* START Exercise materials *
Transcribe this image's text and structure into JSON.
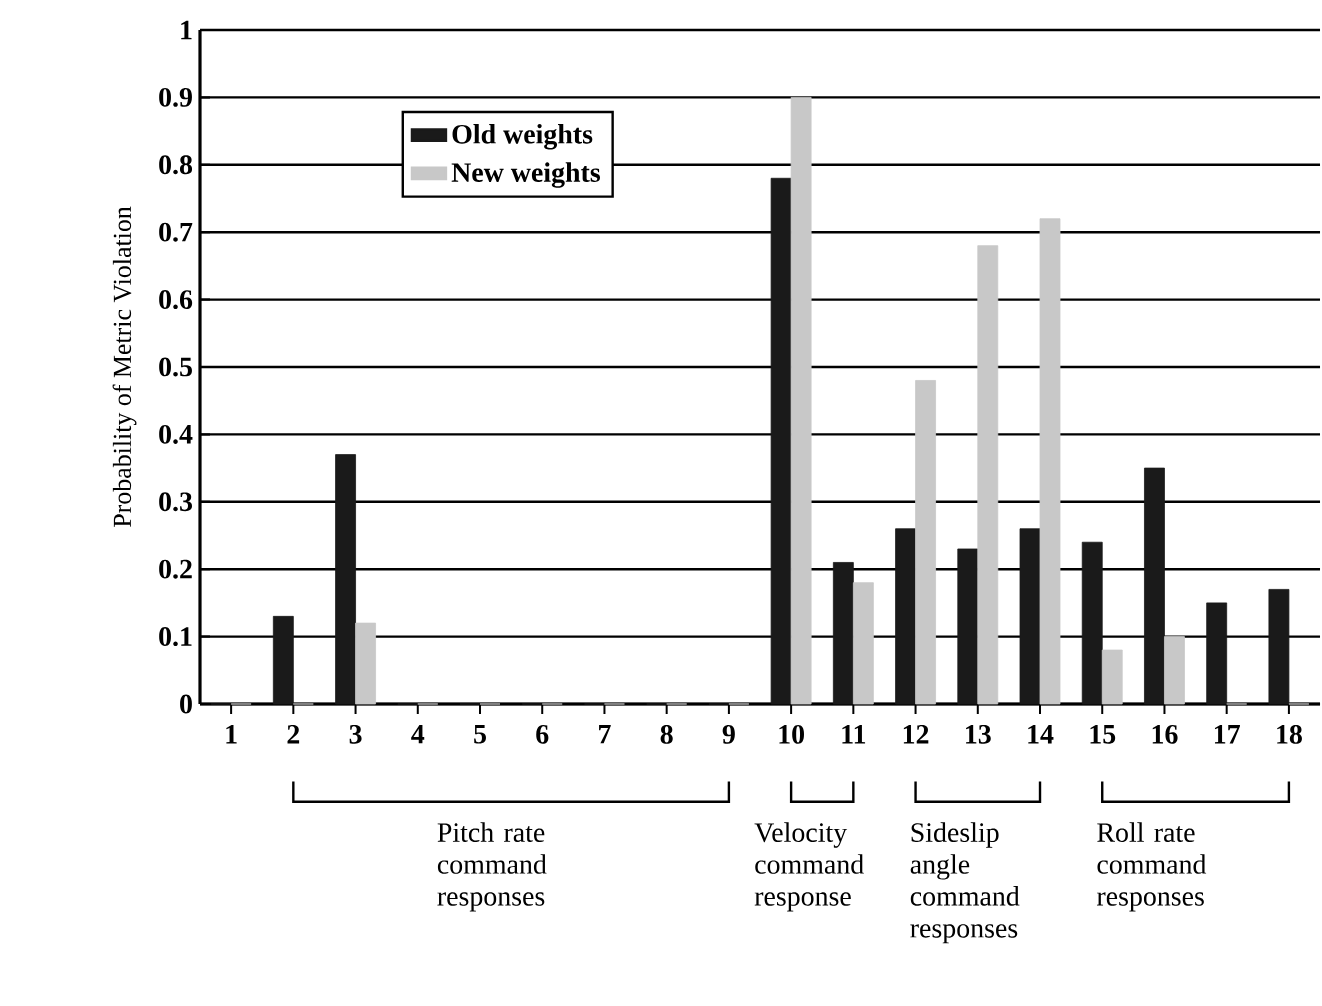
{
  "chart_data": {
    "type": "bar",
    "ylabel": "Probability of Metric Violation",
    "categories": [
      "1",
      "2",
      "3",
      "4",
      "5",
      "6",
      "7",
      "8",
      "9",
      "10",
      "11",
      "12",
      "13",
      "14",
      "15",
      "16",
      "17",
      "18"
    ],
    "series": [
      {
        "name": "Old weights",
        "color": "#1a1a1a",
        "values": [
          0,
          0.13,
          0.37,
          0,
          0,
          0,
          0,
          0,
          0,
          0.78,
          0.21,
          0.26,
          0.23,
          0.26,
          0.24,
          0.35,
          0.15,
          0.17
        ]
      },
      {
        "name": "New weights",
        "color": "#c8c8c8",
        "values": [
          0,
          0,
          0.12,
          0,
          0,
          0,
          0,
          0,
          0,
          0.9,
          0.18,
          0.48,
          0.68,
          0.72,
          0.08,
          0.1,
          0,
          0
        ]
      }
    ],
    "ylim": [
      0,
      1
    ],
    "yticks": [
      0,
      0.1,
      0.2,
      0.3,
      0.4,
      0.5,
      0.6,
      0.7,
      0.8,
      0.9,
      1
    ],
    "grid": "y",
    "legend": "top left",
    "annotations": [
      "Pitch rate command responses",
      "Velocity command response",
      "Sideslip angle command responses",
      "Roll rate command responses"
    ]
  }
}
* END Exercise materials *
**To do**
Return the listing above word for word, with the pictures removed.

**Finished answer**
Transcribe this image's text and structure into JSON.
{
  "chart_data": {
    "type": "bar",
    "ylabel": "Probability of Metric Violation",
    "categories": [
      "1",
      "2",
      "3",
      "4",
      "5",
      "6",
      "7",
      "8",
      "9",
      "10",
      "11",
      "12",
      "13",
      "14",
      "15",
      "16",
      "17",
      "18"
    ],
    "series": [
      {
        "name": "Old weights",
        "color": "#1a1a1a",
        "values": [
          0,
          0.13,
          0.37,
          0,
          0,
          0,
          0,
          0,
          0,
          0.78,
          0.21,
          0.26,
          0.23,
          0.26,
          0.24,
          0.35,
          0.15,
          0.17
        ]
      },
      {
        "name": "New weights",
        "color": "#c8c8c8",
        "values": [
          0,
          0,
          0.12,
          0,
          0,
          0,
          0,
          0,
          0,
          0.9,
          0.18,
          0.48,
          0.68,
          0.72,
          0.08,
          0.1,
          0,
          0
        ]
      }
    ],
    "ylim": [
      0,
      1
    ],
    "yticks": [
      0,
      0.1,
      0.2,
      0.3,
      0.4,
      0.5,
      0.6,
      0.7,
      0.8,
      0.9,
      1
    ],
    "grid": "y",
    "legend": "top left",
    "annotations": [
      "Pitch rate command responses",
      "Velocity command response",
      "Sideslip angle command responses",
      "Roll rate command responses"
    ]
  }
}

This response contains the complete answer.